> [Records for the exercise]:
◇ ◇ ◇ ◇
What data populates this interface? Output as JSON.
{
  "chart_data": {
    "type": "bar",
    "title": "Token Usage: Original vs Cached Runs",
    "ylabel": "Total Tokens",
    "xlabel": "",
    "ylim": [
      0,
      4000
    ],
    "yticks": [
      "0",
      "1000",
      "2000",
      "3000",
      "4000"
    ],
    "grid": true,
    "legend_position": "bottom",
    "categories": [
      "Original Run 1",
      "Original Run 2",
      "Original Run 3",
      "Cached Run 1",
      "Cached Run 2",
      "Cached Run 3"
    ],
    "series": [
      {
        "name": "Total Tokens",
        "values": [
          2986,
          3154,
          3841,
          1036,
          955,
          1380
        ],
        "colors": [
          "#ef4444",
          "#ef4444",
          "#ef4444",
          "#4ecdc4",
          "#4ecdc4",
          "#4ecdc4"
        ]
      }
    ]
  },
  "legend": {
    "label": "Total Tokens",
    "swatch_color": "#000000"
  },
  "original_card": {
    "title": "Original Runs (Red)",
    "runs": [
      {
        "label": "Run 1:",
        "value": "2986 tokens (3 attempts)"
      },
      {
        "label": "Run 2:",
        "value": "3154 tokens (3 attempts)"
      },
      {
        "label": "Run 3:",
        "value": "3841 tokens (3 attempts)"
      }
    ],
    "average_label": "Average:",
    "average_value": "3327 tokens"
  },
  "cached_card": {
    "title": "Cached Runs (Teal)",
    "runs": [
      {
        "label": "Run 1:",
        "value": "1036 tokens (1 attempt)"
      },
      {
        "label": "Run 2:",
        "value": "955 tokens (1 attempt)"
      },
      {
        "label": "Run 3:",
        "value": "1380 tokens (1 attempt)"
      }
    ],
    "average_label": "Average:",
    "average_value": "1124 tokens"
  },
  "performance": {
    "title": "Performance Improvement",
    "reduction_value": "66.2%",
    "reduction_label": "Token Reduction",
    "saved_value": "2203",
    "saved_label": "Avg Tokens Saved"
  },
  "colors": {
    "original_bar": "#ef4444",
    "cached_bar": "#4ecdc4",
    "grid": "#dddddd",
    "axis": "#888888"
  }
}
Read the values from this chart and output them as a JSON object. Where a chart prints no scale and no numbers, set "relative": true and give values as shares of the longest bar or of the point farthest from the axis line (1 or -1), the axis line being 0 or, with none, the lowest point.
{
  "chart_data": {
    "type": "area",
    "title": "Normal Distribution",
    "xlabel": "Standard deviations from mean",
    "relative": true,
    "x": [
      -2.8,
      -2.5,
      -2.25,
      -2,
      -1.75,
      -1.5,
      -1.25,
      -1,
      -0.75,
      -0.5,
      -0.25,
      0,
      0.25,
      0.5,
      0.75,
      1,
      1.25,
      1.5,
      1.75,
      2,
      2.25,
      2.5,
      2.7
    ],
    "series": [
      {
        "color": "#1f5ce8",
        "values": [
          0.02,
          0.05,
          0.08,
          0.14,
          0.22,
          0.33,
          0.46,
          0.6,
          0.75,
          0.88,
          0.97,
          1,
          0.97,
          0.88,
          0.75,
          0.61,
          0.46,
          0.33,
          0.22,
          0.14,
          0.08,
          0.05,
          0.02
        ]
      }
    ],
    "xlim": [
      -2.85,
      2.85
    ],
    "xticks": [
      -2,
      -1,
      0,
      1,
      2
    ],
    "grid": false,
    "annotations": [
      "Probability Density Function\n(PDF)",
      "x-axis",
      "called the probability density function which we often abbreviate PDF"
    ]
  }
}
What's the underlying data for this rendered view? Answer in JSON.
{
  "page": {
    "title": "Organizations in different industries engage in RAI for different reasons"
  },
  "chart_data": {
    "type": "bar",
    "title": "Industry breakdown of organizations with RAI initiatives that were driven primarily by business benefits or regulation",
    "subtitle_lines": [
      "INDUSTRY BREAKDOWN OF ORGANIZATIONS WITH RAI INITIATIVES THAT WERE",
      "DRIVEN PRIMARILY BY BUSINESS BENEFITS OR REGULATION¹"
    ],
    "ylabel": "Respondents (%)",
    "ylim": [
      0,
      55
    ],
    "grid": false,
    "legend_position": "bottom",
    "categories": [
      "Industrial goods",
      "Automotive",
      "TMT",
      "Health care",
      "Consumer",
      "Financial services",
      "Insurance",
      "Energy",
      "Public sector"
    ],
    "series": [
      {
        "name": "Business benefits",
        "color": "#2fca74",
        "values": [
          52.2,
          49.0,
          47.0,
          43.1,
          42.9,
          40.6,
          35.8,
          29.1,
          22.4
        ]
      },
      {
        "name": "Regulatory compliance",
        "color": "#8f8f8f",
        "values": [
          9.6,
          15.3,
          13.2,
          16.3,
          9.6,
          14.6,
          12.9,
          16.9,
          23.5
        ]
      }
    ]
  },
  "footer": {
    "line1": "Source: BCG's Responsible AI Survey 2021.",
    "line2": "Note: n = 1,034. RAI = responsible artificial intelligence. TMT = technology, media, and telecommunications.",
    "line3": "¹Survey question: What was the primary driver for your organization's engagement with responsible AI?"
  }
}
◇ ◇ ◇ ◇
> [Direction]: Type out the material again exactly as presented.

> [Output for this task]:
What data populates this interface? Output as JSON.
{
  "chart_data": {
    "type": "bar",
    "title": "Token Usage: Original vs Cached Runs",
    "ylabel": "Total Tokens",
    "xlabel": "",
    "ylim": [
      0,
      4000
    ],
    "yticks": [
      "0",
      "1000",
      "2000",
      "3000",
      "4000"
    ],
    "grid": true,
    "legend_position": "bottom",
    "categories": [
      "Original Run 1",
      "Original Run 2",
      "Original Run 3",
      "Cached Run 1",
      "Cached Run 2",
      "Cached Run 3"
    ],
    "series": [
      {
        "name": "Total Tokens",
        "values": [
          2986,
          3154,
          3841,
          1036,
          955,
          1380
        ],
        "colors": [
          "#ef4444",
          "#ef4444",
          "#ef4444",
          "#4ecdc4",
          "#4ecdc4",
          "#4ecdc4"
        ]
      }
    ]
  },
  "legend": {
    "label": "Total Tokens",
    "swatch_color": "#000000"
  },
  "original_card": {
    "title": "Original Runs (Red)",
    "runs": [
      {
        "label": "Run 1:",
        "value": "2986 tokens (3 attempts)"
      },
      {
        "label": "Run 2:",
        "value": "3154 tokens (3 attempts)"
      },
      {
        "label": "Run 3:",
        "value": "3841 tokens (3 attempts)"
      }
    ],
    "average_label": "Average:",
    "average_value": "3327 tokens"
  },
  "cached_card": {
    "title": "Cached Runs (Teal)",
    "runs": [
      {
        "label": "Run 1:",
        "value": "1036 tokens (1 attempt)"
      },
      {
        "label": "Run 2:",
        "value": "955 tokens (1 attempt)"
      },
      {
        "label": "Run 3:",
        "value": "1380 tokens (1 attempt)"
      }
    ],
    "average_label": "Average:",
    "average_value": "1124 tokens"
  },
  "performance": {
    "title": "Performance Improvement",
    "reduction_value": "66.2%",
    "reduction_label": "Token Reduction",
    "saved_value": "2203",
    "saved_label": "Avg Tokens Saved"
  },
  "colors": {
    "original_bar": "#ef4444",
    "cached_bar": "#4ecdc4",
    "grid": "#dddddd",
    "axis": "#888888"
  }
}
Read the values from this chart and output them as a JSON object. Where a chart prints no scale and no numbers, set "relative": true and give values as shares of the longest bar or of the point farthest from the axis line (1 or -1), the axis line being 0 or, with none, the lowest point.
{
  "chart_data": {
    "type": "area",
    "title": "Normal Distribution",
    "xlabel": "Standard deviations from mean",
    "relative": true,
    "x": [
      -2.8,
      -2.5,
      -2.25,
      -2,
      -1.75,
      -1.5,
      -1.25,
      -1,
      -0.75,
      -0.5,
      -0.25,
      0,
      0.25,
      0.5,
      0.75,
      1,
      1.25,
      1.5,
      1.75,
      2,
      2.25,
      2.5,
      2.7
    ],
    "series": [
      {
        "color": "#1f5ce8",
        "values": [
          0.02,
          0.05,
          0.08,
          0.14,
          0.22,
          0.33,
          0.46,
          0.6,
          0.75,
          0.88,
          0.97,
          1,
          0.97,
          0.88,
          0.75,
          0.61,
          0.46,
          0.33,
          0.22,
          0.14,
          0.08,
          0.05,
          0.02
        ]
      }
    ],
    "xlim": [
      -2.85,
      2.85
    ],
    "xticks": [
      -2,
      -1,
      0,
      1,
      2
    ],
    "grid": false,
    "annotations": [
      "Probability Density Function\n(PDF)",
      "x-axis",
      "called the probability density function which we often abbreviate PDF"
    ]
  }
}
What's the underlying data for this rendered view? Answer in JSON.
{
  "page": {
    "title": "Organizations in different industries engage in RAI for different reasons"
  },
  "chart_data": {
    "type": "bar",
    "title": "Industry breakdown of organizations with RAI initiatives that were driven primarily by business benefits or regulation",
    "subtitle_lines": [
      "INDUSTRY BREAKDOWN OF ORGANIZATIONS WITH RAI INITIATIVES THAT WERE",
      "DRIVEN PRIMARILY BY BUSINESS BENEFITS OR REGULATION¹"
    ],
    "ylabel": "Respondents (%)",
    "ylim": [
      0,
      55
    ],
    "grid": false,
    "legend_position": "bottom",
    "categories": [
      "Industrial goods",
      "Automotive",
      "TMT",
      "Health care",
      "Consumer",
      "Financial services",
      "Insurance",
      "Energy",
      "Public sector"
    ],
    "series": [
      {
        "name": "Business benefits",
        "color": "#2fca74",
        "values": [
          52.2,
          49.0,
          47.0,
          43.1,
          42.9,
          40.6,
          35.8,
          29.1,
          22.4
        ]
      },
      {
        "name": "Regulatory compliance",
        "color": "#8f8f8f",
        "values": [
          9.6,
          15.3,
          13.2,
          16.3,
          9.6,
          14.6,
          12.9,
          16.9,
          23.5
        ]
      }
    ]
  },
  "footer": {
    "line1": "Source: BCG's Responsible AI Survey 2021.",
    "line2": "Note: n = 1,034. RAI = responsible artificial intelligence. TMT = technology, media, and telecommunications.",
    "line3": "¹Survey question: What was the primary driver for your organization's engagement with responsible AI?"
  }
}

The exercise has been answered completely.